[SUPPLIED MATERIAL]

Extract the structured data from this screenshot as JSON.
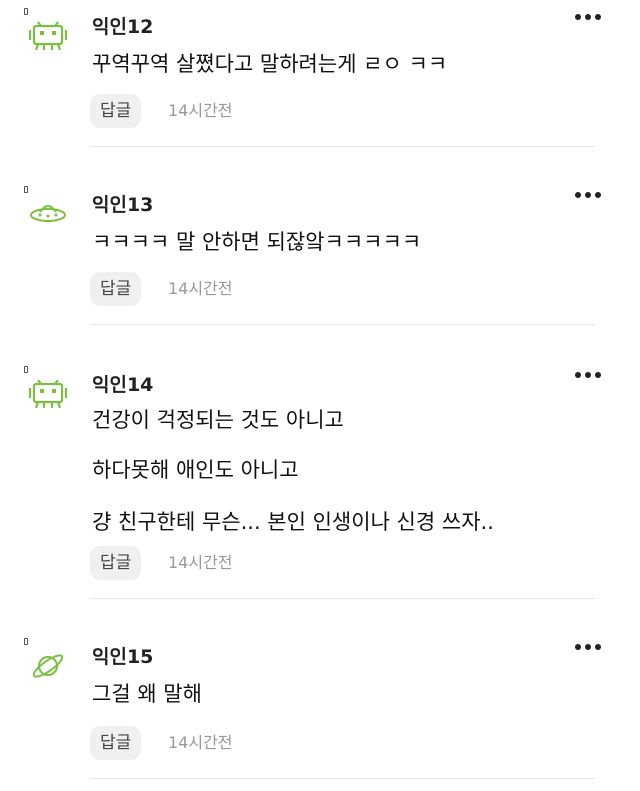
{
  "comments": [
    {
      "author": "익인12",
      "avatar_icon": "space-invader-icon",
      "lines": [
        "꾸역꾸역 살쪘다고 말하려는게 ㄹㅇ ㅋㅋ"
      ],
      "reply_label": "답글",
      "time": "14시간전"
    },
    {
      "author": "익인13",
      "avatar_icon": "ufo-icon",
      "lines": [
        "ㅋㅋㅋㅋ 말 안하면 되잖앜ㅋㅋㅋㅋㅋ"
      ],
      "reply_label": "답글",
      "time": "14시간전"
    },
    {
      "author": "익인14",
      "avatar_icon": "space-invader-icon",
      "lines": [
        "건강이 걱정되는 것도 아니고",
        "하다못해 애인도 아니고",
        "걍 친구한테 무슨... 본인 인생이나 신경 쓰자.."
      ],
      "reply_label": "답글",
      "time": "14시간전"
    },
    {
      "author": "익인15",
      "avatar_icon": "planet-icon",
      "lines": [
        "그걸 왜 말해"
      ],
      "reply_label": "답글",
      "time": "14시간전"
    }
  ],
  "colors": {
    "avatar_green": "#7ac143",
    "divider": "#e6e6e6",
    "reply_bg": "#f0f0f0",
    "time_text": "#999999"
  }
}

[GOAL OF THE EXERCISE]
Leave out the pictures and output every record above precisely as given.

[ANSWER TO THIS TASK]
Extract the structured data from this screenshot as JSON.
{
  "comments": [
    {
      "author": "익인12",
      "avatar_icon": "space-invader-icon",
      "lines": [
        "꾸역꾸역 살쪘다고 말하려는게 ㄹㅇ ㅋㅋ"
      ],
      "reply_label": "답글",
      "time": "14시간전"
    },
    {
      "author": "익인13",
      "avatar_icon": "ufo-icon",
      "lines": [
        "ㅋㅋㅋㅋ 말 안하면 되잖앜ㅋㅋㅋㅋㅋ"
      ],
      "reply_label": "답글",
      "time": "14시간전"
    },
    {
      "author": "익인14",
      "avatar_icon": "space-invader-icon",
      "lines": [
        "건강이 걱정되는 것도 아니고",
        "하다못해 애인도 아니고",
        "걍 친구한테 무슨... 본인 인생이나 신경 쓰자.."
      ],
      "reply_label": "답글",
      "time": "14시간전"
    },
    {
      "author": "익인15",
      "avatar_icon": "planet-icon",
      "lines": [
        "그걸 왜 말해"
      ],
      "reply_label": "답글",
      "time": "14시간전"
    }
  ],
  "colors": {
    "avatar_green": "#7ac143",
    "divider": "#e6e6e6",
    "reply_bg": "#f0f0f0",
    "time_text": "#999999"
  }
}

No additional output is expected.